> _Problem statement_
Transcribe all the records with complete accuracy.

#### Material supplied ####

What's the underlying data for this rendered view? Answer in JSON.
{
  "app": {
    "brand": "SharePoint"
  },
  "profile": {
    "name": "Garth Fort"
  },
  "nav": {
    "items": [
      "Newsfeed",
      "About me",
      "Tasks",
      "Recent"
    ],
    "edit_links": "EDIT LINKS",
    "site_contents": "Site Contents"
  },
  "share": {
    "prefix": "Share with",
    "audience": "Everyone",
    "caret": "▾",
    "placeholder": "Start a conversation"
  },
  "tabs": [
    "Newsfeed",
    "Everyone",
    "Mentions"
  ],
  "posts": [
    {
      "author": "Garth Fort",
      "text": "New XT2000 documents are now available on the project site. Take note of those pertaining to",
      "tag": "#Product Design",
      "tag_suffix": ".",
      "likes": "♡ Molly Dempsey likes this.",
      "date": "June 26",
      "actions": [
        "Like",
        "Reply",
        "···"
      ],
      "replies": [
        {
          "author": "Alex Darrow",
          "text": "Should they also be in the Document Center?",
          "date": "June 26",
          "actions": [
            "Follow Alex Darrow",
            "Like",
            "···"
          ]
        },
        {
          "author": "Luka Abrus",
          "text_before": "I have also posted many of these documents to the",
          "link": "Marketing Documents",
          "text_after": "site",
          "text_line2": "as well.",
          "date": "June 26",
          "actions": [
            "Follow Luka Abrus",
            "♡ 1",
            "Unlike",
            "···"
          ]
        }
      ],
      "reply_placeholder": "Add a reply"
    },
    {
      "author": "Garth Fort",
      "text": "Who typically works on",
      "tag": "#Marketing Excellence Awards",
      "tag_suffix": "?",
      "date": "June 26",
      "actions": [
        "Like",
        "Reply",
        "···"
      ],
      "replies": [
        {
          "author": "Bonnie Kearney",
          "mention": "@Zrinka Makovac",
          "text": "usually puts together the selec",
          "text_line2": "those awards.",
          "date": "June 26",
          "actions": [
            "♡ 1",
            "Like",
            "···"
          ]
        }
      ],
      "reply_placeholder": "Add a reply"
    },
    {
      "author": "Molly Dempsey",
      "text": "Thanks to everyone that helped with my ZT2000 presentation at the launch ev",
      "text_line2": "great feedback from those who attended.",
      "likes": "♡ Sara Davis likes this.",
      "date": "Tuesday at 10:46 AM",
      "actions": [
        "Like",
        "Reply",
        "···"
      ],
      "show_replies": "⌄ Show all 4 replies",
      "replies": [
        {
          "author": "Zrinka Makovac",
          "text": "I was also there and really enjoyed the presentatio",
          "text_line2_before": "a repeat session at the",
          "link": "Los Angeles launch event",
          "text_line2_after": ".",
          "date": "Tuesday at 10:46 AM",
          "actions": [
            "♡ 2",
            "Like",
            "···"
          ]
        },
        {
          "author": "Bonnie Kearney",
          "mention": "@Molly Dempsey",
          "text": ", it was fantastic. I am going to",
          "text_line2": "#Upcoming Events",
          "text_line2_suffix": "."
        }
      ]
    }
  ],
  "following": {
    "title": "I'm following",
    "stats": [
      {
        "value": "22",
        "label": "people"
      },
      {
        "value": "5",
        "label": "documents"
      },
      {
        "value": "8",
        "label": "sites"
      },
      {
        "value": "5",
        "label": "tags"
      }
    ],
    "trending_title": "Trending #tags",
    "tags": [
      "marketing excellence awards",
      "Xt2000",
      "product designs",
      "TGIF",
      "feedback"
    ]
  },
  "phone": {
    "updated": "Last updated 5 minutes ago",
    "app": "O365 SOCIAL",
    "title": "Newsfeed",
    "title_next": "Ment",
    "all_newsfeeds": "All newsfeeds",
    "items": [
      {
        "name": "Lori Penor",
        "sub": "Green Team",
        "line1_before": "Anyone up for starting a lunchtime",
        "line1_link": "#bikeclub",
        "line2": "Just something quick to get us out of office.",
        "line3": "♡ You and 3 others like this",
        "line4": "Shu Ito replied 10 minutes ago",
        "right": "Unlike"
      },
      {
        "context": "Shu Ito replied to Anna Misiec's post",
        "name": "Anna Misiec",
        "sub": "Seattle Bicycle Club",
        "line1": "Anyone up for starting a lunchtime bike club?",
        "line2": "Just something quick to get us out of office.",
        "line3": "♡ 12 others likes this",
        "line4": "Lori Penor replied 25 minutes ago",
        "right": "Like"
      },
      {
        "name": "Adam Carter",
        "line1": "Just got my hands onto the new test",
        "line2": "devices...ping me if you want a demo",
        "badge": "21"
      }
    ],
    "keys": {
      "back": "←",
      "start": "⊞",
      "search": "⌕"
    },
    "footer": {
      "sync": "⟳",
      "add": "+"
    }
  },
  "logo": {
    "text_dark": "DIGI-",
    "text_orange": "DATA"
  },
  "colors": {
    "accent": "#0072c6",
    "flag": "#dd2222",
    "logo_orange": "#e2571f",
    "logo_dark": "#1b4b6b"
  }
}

####

> _In response_
What's the underlying data for this rendered view? Answer in JSON.
{
  "app": {
    "brand": "SharePoint"
  },
  "profile": {
    "name": "Garth Fort"
  },
  "nav": {
    "items": [
      "Newsfeed",
      "About me",
      "Tasks",
      "Recent"
    ],
    "edit_links": "EDIT LINKS",
    "site_contents": "Site Contents"
  },
  "share": {
    "prefix": "Share with",
    "audience": "Everyone",
    "caret": "▾",
    "placeholder": "Start a conversation"
  },
  "tabs": [
    "Newsfeed",
    "Everyone",
    "Mentions"
  ],
  "posts": [
    {
      "author": "Garth Fort",
      "text": "New XT2000 documents are now available on the project site. Take note of those pertaining to",
      "tag": "#Product Design",
      "tag_suffix": ".",
      "likes": "♡ Molly Dempsey likes this.",
      "date": "June 26",
      "actions": [
        "Like",
        "Reply",
        "···"
      ],
      "replies": [
        {
          "author": "Alex Darrow",
          "text": "Should they also be in the Document Center?",
          "date": "June 26",
          "actions": [
            "Follow Alex Darrow",
            "Like",
            "···"
          ]
        },
        {
          "author": "Luka Abrus",
          "text_before": "I have also posted many of these documents to the",
          "link": "Marketing Documents",
          "text_after": "site",
          "text_line2": "as well.",
          "date": "June 26",
          "actions": [
            "Follow Luka Abrus",
            "♡ 1",
            "Unlike",
            "···"
          ]
        }
      ],
      "reply_placeholder": "Add a reply"
    },
    {
      "author": "Garth Fort",
      "text": "Who typically works on",
      "tag": "#Marketing Excellence Awards",
      "tag_suffix": "?",
      "date": "June 26",
      "actions": [
        "Like",
        "Reply",
        "···"
      ],
      "replies": [
        {
          "author": "Bonnie Kearney",
          "mention": "@Zrinka Makovac",
          "text": "usually puts together the selec",
          "text_line2": "those awards.",
          "date": "June 26",
          "actions": [
            "♡ 1",
            "Like",
            "···"
          ]
        }
      ],
      "reply_placeholder": "Add a reply"
    },
    {
      "author": "Molly Dempsey",
      "text": "Thanks to everyone that helped with my ZT2000 presentation at the launch ev",
      "text_line2": "great feedback from those who attended.",
      "likes": "♡ Sara Davis likes this.",
      "date": "Tuesday at 10:46 AM",
      "actions": [
        "Like",
        "Reply",
        "···"
      ],
      "show_replies": "⌄ Show all 4 replies",
      "replies": [
        {
          "author": "Zrinka Makovac",
          "text": "I was also there and really enjoyed the presentatio",
          "text_line2_before": "a repeat session at the",
          "link": "Los Angeles launch event",
          "text_line2_after": ".",
          "date": "Tuesday at 10:46 AM",
          "actions": [
            "♡ 2",
            "Like",
            "···"
          ]
        },
        {
          "author": "Bonnie Kearney",
          "mention": "@Molly Dempsey",
          "text": ", it was fantastic. I am going to",
          "text_line2": "#Upcoming Events",
          "text_line2_suffix": "."
        }
      ]
    }
  ],
  "following": {
    "title": "I'm following",
    "stats": [
      {
        "value": "22",
        "label": "people"
      },
      {
        "value": "5",
        "label": "documents"
      },
      {
        "value": "8",
        "label": "sites"
      },
      {
        "value": "5",
        "label": "tags"
      }
    ],
    "trending_title": "Trending #tags",
    "tags": [
      "marketing excellence awards",
      "Xt2000",
      "product designs",
      "TGIF",
      "feedback"
    ]
  },
  "phone": {
    "updated": "Last updated 5 minutes ago",
    "app": "O365 SOCIAL",
    "title": "Newsfeed",
    "title_next": "Ment",
    "all_newsfeeds": "All newsfeeds",
    "items": [
      {
        "name": "Lori Penor",
        "sub": "Green Team",
        "line1_before": "Anyone up for starting a lunchtime",
        "line1_link": "#bikeclub",
        "line2": "Just something quick to get us out of office.",
        "line3": "♡ You and 3 others like this",
        "line4": "Shu Ito replied 10 minutes ago",
        "right": "Unlike"
      },
      {
        "context": "Shu Ito replied to Anna Misiec's post",
        "name": "Anna Misiec",
        "sub": "Seattle Bicycle Club",
        "line1": "Anyone up for starting a lunchtime bike club?",
        "line2": "Just something quick to get us out of office.",
        "line3": "♡ 12 others likes this",
        "line4": "Lori Penor replied 25 minutes ago",
        "right": "Like"
      },
      {
        "name": "Adam Carter",
        "line1": "Just got my hands onto the new test",
        "line2": "devices...ping me if you want a demo",
        "badge": "21"
      }
    ],
    "keys": {
      "back": "←",
      "start": "⊞",
      "search": "⌕"
    },
    "footer": {
      "sync": "⟳",
      "add": "+"
    }
  },
  "logo": {
    "text_dark": "DIGI-",
    "text_orange": "DATA"
  },
  "colors": {
    "accent": "#0072c6",
    "flag": "#dd2222",
    "logo_orange": "#e2571f",
    "logo_dark": "#1b4b6b"
  }
}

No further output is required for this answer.